> **Task description**
Below is a block of records. Copy every line in it that contains the word "Lucas".

=== The data ===

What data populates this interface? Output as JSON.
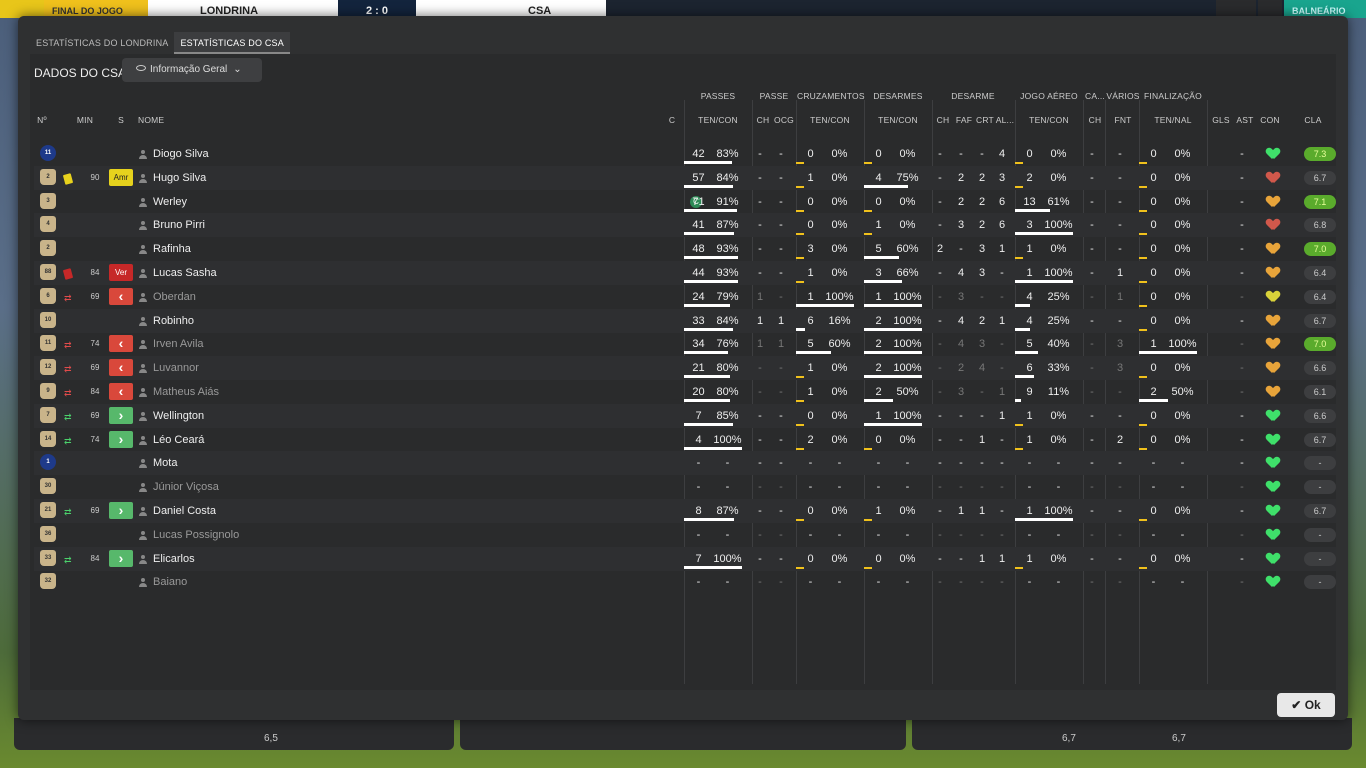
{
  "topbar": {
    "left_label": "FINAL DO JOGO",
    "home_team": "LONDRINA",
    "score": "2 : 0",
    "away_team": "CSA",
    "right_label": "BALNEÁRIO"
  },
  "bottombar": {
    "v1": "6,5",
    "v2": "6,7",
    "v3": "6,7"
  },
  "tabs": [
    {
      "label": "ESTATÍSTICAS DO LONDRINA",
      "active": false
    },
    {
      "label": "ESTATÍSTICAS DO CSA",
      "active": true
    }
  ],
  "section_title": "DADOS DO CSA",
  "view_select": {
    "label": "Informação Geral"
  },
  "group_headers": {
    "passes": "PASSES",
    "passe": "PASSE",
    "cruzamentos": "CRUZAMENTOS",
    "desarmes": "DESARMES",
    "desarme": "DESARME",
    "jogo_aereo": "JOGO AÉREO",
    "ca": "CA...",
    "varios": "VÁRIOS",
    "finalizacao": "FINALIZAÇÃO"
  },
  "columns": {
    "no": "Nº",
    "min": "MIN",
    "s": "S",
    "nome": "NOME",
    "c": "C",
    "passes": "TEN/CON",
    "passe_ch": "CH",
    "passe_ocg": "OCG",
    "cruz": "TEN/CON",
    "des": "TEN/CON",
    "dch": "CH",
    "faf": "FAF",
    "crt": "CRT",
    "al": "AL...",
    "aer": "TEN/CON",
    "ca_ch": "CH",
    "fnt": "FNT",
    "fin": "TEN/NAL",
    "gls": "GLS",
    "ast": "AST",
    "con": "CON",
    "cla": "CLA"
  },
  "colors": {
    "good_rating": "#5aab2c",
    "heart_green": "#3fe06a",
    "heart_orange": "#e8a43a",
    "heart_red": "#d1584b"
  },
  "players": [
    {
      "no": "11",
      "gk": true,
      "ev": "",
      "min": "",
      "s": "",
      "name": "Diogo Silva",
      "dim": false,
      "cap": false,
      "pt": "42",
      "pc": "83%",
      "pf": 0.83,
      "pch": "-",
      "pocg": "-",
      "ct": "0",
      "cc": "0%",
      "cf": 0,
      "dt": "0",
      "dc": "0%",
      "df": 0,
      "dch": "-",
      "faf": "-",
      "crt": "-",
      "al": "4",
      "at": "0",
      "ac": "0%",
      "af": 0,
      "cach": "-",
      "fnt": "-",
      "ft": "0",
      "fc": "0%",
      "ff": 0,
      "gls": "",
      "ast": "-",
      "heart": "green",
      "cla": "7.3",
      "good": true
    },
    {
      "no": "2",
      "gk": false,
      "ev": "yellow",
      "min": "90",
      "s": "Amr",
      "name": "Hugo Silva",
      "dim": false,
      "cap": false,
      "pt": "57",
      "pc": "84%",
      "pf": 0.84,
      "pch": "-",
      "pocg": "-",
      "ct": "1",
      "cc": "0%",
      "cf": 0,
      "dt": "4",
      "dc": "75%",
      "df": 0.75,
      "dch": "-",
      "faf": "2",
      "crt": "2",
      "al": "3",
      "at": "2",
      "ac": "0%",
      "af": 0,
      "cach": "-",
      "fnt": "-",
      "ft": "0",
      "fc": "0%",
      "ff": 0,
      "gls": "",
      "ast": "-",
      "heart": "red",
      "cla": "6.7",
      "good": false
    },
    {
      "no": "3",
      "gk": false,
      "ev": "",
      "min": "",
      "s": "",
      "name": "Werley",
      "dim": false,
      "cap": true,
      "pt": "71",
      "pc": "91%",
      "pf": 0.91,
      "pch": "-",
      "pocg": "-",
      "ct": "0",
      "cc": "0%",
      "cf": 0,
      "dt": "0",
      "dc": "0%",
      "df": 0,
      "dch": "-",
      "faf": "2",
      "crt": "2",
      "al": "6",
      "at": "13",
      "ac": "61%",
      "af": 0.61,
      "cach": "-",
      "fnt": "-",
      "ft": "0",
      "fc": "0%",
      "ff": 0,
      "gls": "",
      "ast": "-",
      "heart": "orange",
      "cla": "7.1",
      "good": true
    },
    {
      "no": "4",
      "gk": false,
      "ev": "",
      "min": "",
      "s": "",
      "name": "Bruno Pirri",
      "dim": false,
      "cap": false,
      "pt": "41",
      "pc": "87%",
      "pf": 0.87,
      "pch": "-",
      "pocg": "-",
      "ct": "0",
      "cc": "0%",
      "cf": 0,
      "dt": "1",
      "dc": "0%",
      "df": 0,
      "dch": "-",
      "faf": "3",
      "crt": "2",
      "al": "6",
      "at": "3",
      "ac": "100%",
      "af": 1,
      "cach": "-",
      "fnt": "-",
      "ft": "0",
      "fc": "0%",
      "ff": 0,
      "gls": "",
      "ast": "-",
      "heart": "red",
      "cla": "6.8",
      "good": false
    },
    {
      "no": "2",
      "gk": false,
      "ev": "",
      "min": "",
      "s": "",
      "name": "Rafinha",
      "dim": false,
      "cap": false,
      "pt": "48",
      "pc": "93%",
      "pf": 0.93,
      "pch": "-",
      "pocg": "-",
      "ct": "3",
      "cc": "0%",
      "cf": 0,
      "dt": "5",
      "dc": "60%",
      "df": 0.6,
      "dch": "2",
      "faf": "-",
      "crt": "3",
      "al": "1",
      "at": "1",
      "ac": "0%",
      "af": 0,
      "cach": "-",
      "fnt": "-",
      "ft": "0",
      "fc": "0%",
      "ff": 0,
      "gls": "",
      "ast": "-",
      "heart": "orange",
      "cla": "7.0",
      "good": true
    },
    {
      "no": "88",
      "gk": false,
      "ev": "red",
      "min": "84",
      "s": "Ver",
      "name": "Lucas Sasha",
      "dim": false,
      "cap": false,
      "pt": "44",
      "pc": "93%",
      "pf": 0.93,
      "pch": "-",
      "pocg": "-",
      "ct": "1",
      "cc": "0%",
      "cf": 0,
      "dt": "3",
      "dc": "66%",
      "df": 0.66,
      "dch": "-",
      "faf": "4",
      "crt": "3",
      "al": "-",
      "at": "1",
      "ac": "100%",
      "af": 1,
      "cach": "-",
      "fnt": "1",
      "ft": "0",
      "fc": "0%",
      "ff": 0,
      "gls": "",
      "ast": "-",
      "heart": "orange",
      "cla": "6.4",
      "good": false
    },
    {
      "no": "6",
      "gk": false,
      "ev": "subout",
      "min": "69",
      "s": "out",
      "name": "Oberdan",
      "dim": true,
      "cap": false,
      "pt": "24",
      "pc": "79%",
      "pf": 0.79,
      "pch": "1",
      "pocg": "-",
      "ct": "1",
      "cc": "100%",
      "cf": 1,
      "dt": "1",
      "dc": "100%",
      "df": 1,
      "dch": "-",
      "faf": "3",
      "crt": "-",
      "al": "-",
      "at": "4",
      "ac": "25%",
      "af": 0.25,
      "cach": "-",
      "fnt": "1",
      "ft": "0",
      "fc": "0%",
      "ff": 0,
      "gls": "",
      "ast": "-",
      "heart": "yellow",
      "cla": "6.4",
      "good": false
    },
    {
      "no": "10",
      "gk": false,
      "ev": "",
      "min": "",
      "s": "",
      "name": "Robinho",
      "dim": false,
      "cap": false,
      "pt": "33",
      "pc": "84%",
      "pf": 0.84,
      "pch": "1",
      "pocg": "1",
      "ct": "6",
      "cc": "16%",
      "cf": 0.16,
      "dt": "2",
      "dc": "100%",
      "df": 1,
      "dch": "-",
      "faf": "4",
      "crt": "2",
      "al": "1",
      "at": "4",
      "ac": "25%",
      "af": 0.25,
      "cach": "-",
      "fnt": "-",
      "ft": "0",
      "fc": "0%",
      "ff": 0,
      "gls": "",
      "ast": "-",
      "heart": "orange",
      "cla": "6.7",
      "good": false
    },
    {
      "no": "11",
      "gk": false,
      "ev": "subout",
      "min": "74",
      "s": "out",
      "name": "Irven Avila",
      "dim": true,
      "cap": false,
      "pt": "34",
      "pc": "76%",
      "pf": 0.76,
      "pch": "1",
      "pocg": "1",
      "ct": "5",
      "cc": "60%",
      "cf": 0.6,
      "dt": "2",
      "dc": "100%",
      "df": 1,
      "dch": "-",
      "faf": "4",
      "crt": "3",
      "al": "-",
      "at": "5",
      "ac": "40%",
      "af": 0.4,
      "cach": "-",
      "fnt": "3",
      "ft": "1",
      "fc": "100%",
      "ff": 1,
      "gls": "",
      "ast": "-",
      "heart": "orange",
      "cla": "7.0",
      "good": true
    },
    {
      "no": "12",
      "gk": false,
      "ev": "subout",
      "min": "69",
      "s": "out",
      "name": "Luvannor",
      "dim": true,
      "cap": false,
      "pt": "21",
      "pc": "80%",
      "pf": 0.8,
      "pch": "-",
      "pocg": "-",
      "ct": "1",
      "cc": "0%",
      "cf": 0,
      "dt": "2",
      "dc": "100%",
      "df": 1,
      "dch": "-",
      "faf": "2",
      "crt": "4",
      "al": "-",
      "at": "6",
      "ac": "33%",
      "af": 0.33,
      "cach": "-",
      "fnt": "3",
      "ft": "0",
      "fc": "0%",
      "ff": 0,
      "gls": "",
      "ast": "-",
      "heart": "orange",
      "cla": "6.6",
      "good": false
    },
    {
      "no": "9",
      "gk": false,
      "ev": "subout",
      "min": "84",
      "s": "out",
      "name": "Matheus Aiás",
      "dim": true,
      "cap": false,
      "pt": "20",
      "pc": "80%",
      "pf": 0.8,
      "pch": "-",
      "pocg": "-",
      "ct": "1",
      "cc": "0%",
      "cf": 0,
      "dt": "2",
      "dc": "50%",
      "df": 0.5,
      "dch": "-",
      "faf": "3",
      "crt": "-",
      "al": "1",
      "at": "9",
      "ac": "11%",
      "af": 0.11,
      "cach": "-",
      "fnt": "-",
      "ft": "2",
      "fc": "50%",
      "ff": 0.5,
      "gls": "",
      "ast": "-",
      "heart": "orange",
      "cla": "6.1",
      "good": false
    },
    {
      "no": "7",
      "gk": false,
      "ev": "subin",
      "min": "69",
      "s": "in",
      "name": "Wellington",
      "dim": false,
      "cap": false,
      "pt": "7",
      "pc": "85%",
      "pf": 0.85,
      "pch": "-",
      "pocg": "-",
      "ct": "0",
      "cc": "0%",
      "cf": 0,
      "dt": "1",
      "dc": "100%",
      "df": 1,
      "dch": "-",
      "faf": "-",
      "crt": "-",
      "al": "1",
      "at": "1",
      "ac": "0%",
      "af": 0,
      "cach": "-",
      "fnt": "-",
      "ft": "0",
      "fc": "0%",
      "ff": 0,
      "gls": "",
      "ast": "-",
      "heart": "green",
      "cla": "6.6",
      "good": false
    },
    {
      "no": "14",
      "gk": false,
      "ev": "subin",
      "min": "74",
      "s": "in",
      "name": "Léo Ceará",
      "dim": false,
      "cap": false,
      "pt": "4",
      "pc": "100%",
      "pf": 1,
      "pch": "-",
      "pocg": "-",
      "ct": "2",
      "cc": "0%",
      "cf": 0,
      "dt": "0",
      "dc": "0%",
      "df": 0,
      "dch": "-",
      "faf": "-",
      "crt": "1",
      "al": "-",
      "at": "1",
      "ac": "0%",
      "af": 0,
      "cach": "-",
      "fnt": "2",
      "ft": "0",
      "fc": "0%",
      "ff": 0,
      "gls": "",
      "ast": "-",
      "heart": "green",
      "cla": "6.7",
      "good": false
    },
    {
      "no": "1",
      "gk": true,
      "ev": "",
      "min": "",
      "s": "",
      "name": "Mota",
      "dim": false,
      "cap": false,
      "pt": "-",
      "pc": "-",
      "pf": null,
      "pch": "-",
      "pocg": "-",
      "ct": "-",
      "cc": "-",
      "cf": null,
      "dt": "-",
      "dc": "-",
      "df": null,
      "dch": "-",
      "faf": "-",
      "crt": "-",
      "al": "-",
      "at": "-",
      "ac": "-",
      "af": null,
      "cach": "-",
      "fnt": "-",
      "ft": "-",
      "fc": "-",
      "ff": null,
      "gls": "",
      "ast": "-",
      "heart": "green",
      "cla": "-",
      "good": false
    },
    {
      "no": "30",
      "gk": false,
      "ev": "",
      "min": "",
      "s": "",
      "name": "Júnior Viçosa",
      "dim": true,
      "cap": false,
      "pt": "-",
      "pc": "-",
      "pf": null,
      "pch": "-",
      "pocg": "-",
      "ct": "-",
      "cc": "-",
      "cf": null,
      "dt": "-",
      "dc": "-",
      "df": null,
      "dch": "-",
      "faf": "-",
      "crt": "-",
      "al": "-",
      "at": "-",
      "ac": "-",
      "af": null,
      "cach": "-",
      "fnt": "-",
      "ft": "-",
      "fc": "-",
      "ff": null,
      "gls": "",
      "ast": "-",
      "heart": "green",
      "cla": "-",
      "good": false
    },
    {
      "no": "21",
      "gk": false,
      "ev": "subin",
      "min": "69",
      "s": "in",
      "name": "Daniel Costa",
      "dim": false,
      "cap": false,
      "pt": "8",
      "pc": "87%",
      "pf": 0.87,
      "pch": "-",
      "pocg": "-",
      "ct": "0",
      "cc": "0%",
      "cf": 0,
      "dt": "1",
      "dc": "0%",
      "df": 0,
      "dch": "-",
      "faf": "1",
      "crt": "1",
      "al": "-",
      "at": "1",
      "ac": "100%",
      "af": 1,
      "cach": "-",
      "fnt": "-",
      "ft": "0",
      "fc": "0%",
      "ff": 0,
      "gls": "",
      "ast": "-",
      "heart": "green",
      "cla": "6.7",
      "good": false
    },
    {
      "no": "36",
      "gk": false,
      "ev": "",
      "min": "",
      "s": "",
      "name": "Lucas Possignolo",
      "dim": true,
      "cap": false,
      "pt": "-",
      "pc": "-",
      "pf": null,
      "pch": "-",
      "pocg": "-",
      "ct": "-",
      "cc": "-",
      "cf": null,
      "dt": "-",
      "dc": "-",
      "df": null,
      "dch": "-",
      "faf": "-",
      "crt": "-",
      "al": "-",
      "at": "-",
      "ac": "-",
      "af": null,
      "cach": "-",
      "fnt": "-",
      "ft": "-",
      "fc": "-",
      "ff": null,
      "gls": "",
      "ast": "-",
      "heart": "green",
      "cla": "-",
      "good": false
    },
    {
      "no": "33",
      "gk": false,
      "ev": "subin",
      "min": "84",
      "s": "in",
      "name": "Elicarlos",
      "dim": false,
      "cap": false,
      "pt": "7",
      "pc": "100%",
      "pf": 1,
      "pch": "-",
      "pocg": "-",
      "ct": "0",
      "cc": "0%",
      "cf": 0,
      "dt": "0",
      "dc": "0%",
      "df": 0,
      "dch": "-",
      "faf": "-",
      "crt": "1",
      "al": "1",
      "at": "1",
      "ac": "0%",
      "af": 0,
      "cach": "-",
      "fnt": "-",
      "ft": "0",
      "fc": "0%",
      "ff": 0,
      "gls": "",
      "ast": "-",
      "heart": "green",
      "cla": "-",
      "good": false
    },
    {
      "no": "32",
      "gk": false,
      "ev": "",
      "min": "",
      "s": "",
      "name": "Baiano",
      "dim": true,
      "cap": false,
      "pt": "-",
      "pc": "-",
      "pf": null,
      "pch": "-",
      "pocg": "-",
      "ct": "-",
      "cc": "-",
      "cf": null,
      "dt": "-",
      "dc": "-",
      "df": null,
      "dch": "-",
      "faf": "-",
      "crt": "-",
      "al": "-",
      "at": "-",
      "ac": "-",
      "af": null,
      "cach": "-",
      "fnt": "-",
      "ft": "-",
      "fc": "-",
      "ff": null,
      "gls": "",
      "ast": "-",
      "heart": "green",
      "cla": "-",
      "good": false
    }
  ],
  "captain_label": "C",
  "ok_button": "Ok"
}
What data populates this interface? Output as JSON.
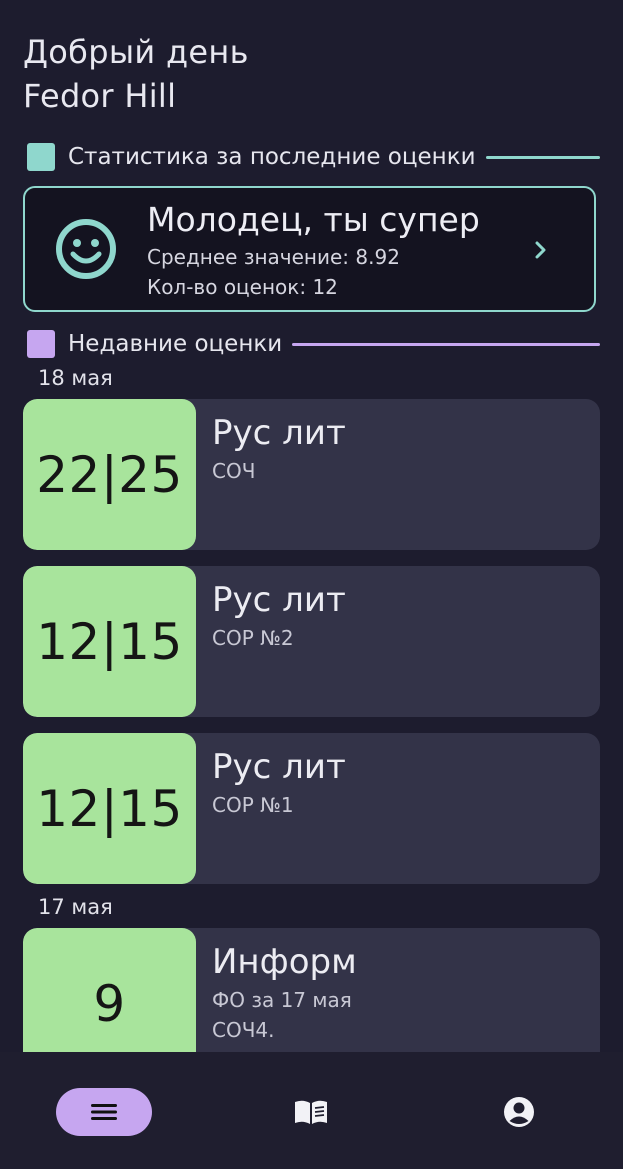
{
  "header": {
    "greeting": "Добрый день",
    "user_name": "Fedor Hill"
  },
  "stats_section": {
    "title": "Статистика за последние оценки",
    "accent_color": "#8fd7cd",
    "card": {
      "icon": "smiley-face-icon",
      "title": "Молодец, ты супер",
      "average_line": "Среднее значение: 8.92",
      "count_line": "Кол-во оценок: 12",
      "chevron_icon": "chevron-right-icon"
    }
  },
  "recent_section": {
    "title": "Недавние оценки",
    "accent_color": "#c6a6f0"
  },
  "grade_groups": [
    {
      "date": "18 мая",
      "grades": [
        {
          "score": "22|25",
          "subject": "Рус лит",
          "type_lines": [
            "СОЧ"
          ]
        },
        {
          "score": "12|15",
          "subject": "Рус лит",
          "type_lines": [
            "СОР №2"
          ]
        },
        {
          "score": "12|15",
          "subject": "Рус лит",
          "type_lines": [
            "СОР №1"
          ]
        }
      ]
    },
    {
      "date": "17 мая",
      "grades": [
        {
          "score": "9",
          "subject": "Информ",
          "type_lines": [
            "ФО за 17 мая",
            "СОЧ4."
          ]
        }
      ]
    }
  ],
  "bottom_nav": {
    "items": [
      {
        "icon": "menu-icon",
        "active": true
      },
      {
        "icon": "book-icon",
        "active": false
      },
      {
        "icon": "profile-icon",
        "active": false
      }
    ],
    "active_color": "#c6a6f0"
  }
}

===

> **Solution to the exercise**
      "name": "Lucas Sasha",
      "name": "Lucas Possignolo",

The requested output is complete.